[Dataset items]
● ● ● ● ● ● ●
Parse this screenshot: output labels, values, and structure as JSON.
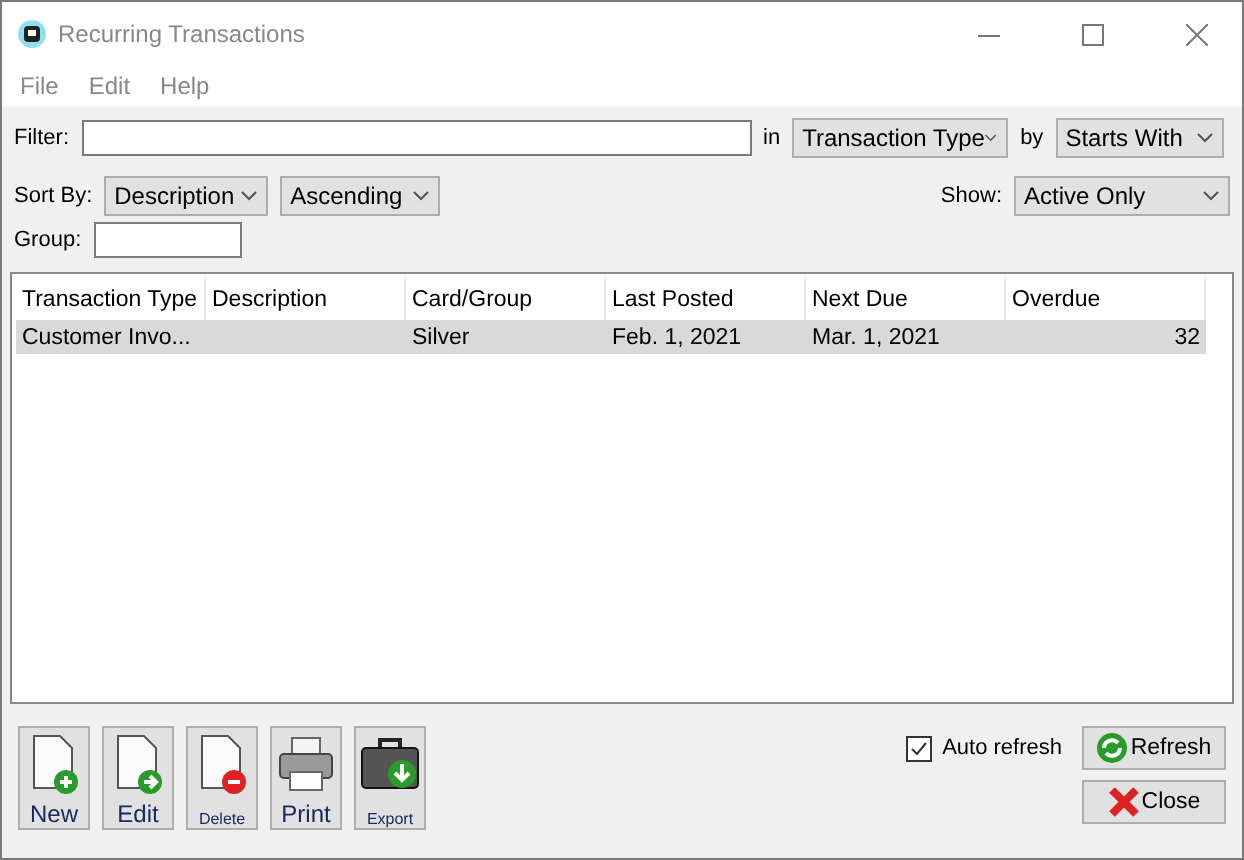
{
  "window": {
    "title": "Recurring Transactions"
  },
  "menu": [
    "File",
    "Edit",
    "Help"
  ],
  "filter": {
    "label": "Filter:",
    "in_label": "in",
    "in_value": "Transaction Type",
    "by_label": "by",
    "by_value": "Starts With"
  },
  "sort": {
    "label": "Sort By:",
    "field": "Description",
    "order": "Ascending"
  },
  "show": {
    "label": "Show:",
    "value": "Active Only"
  },
  "group": {
    "label": "Group:"
  },
  "table": {
    "columns": [
      "Transaction Type",
      "Description",
      "Card/Group",
      "Last Posted",
      "Next Due",
      "Overdue"
    ],
    "rows": [
      {
        "selected": true,
        "cells": [
          "Customer Invo...",
          "",
          "Silver",
          "Feb. 1, 2021",
          "Mar. 1, 2021",
          "32"
        ]
      }
    ]
  },
  "toolbar": [
    {
      "kind": "new",
      "label": "New",
      "small": false
    },
    {
      "kind": "edit",
      "label": "Edit",
      "small": false
    },
    {
      "kind": "delete",
      "label": "Delete",
      "small": true
    },
    {
      "kind": "print",
      "label": "Print",
      "small": false
    },
    {
      "kind": "export",
      "label": "Export",
      "small": true
    }
  ],
  "auto_refresh": {
    "label": "Auto refresh",
    "checked": true
  },
  "buttons": [
    {
      "kind": "refresh",
      "label": "Refresh"
    },
    {
      "kind": "close",
      "label": "Close"
    }
  ]
}
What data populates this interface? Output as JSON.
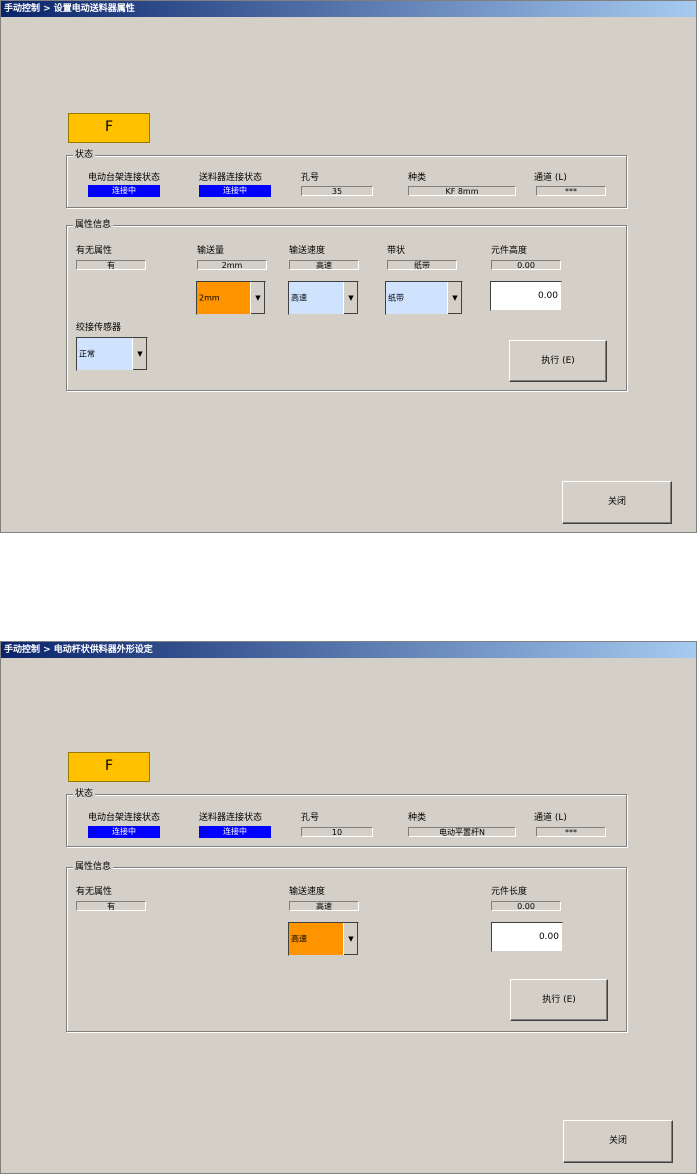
{
  "window1": {
    "title": "手动控制 > 设置电动送料器属性",
    "badge": "F",
    "status": {
      "legend": "状态",
      "rack_label": "电动台架连接状态",
      "rack_value": "连接中",
      "feeder_label": "送料器连接状态",
      "feeder_value": "连接中",
      "hole_label": "孔号",
      "hole_value": "35",
      "kind_label": "种类",
      "kind_value": "KF 8mm",
      "channel_label": "通道 (L)",
      "channel_value": "***"
    },
    "attr": {
      "legend": "属性信息",
      "presence_label": "有无属性",
      "presence_value": "有",
      "feed_amount_label": "输送量",
      "feed_amount_value": "2mm",
      "feed_amount_select": "2mm",
      "feed_speed_label": "输送速度",
      "feed_speed_value": "高速",
      "feed_speed_select": "高速",
      "tape_label": "带状",
      "tape_value": "纸带",
      "tape_select": "纸带",
      "height_label": "元件高度",
      "height_value": "0.00",
      "height_input": "0.00",
      "splice_label": "绞接传感器",
      "splice_select": "正常",
      "execute": "执行 (E)"
    },
    "close": "关闭"
  },
  "window2": {
    "title": "手动控制 > 电动杆状供料器外形设定",
    "badge": "F",
    "status": {
      "legend": "状态",
      "rack_label": "电动台架连接状态",
      "rack_value": "连接中",
      "feeder_label": "送料器连接状态",
      "feeder_value": "连接中",
      "hole_label": "孔号",
      "hole_value": "10",
      "kind_label": "种类",
      "kind_value": "电动平置杆N",
      "channel_label": "通道 (L)",
      "channel_value": "***"
    },
    "attr": {
      "legend": "属性信息",
      "presence_label": "有无属性",
      "presence_value": "有",
      "feed_speed_label": "输送速度",
      "feed_speed_value": "高速",
      "feed_speed_select": "高速",
      "length_label": "元件长度",
      "length_value": "0.00",
      "length_input": "0.00",
      "execute": "执行 (E)"
    },
    "close": "关闭"
  },
  "colors": {
    "window_bg": "#d4d0c8",
    "title_start": "#0a246a",
    "title_end": "#a6caf0",
    "badge": "#ffc000",
    "connected": "#0000ff",
    "combo_active": "#ff9400",
    "combo_normal": "#cfe3ff"
  },
  "icons": {
    "dropdown": "chevron-down-icon"
  }
}
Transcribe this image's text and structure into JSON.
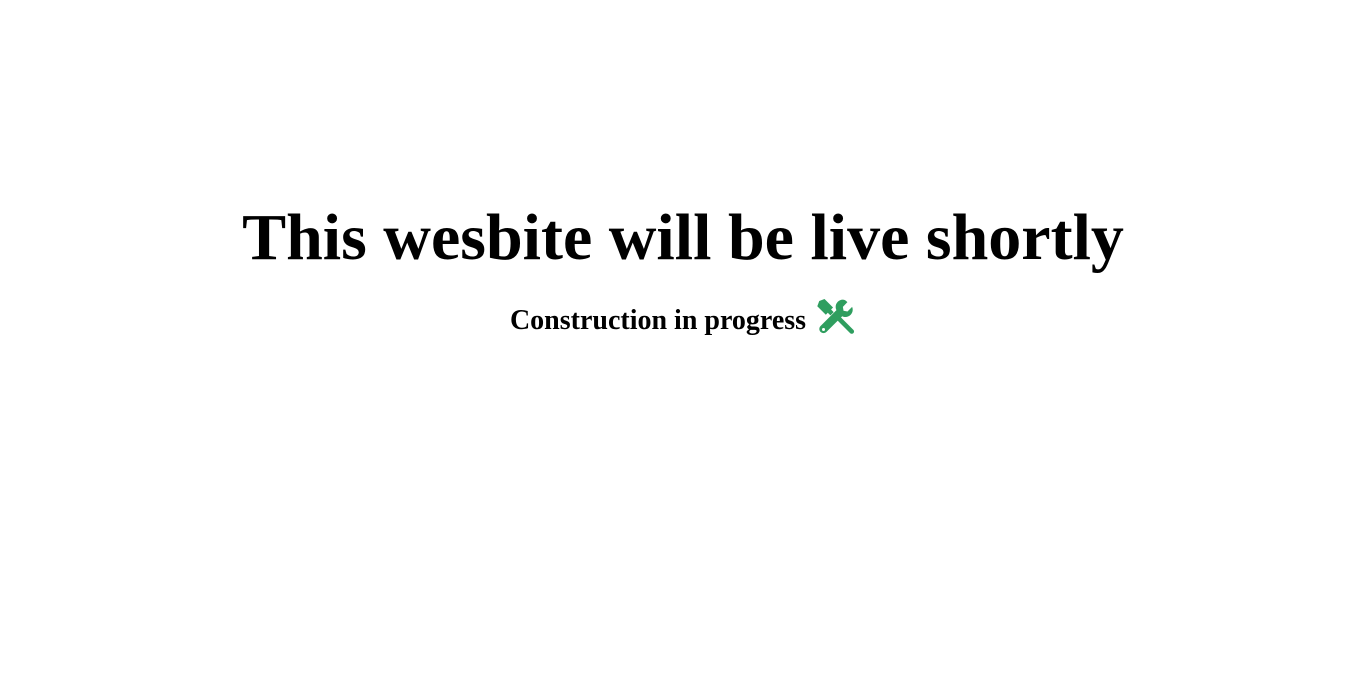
{
  "main": {
    "title": "This wesbite will be live shortly",
    "subtitle": "Construction in progress",
    "icon": {
      "name": "hammer-wrench-icon",
      "color": "#2f9e5f"
    }
  }
}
● ● ● ● ● ● ●
# [STATED GOAL]
Scan the listing above for the word "true" and copy every line that holds it.

# [TASK RESPONSE]
        "selected": true,
      "small": true
      "small": true
    "checked": true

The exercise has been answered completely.